*Exercise aim:* Set down the material below word for word, excluding the pictures.

A run of records
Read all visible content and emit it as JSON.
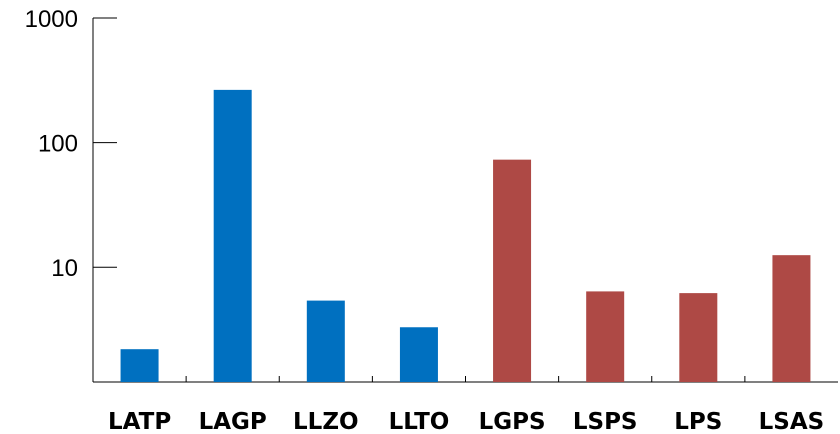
{
  "chart_data": {
    "type": "bar",
    "scale": "log",
    "ylim": [
      1.2,
      1000
    ],
    "yticks": [
      {
        "value": 10,
        "label": "10"
      },
      {
        "value": 100,
        "label": "100"
      },
      {
        "value": 1000,
        "label": "1000"
      }
    ],
    "categories": [
      "LATP",
      "LAGP",
      "LLZO",
      "LLTO",
      "LGPS",
      "LSPS",
      "LPS",
      "LSAS"
    ],
    "values": [
      2.2,
      265,
      5.4,
      3.3,
      73,
      6.4,
      6.2,
      12.5
    ],
    "bar_colors": [
      "#0070c0",
      "#0070c0",
      "#0070c0",
      "#0070c0",
      "#ae4945",
      "#ae4945",
      "#ae4945",
      "#ae4945"
    ],
    "title": "",
    "xlabel": "",
    "ylabel": "",
    "grid": false
  }
}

*Correct output:*
Read all visible content and emit it as JSON.
{
  "chart_data": {
    "type": "bar",
    "scale": "log",
    "ylim": [
      1.2,
      1000
    ],
    "yticks": [
      {
        "value": 10,
        "label": "10"
      },
      {
        "value": 100,
        "label": "100"
      },
      {
        "value": 1000,
        "label": "1000"
      }
    ],
    "categories": [
      "LATP",
      "LAGP",
      "LLZO",
      "LLTO",
      "LGPS",
      "LSPS",
      "LPS",
      "LSAS"
    ],
    "values": [
      2.2,
      265,
      5.4,
      3.3,
      73,
      6.4,
      6.2,
      12.5
    ],
    "bar_colors": [
      "#0070c0",
      "#0070c0",
      "#0070c0",
      "#0070c0",
      "#ae4945",
      "#ae4945",
      "#ae4945",
      "#ae4945"
    ],
    "title": "",
    "xlabel": "",
    "ylabel": "",
    "grid": false
  }
}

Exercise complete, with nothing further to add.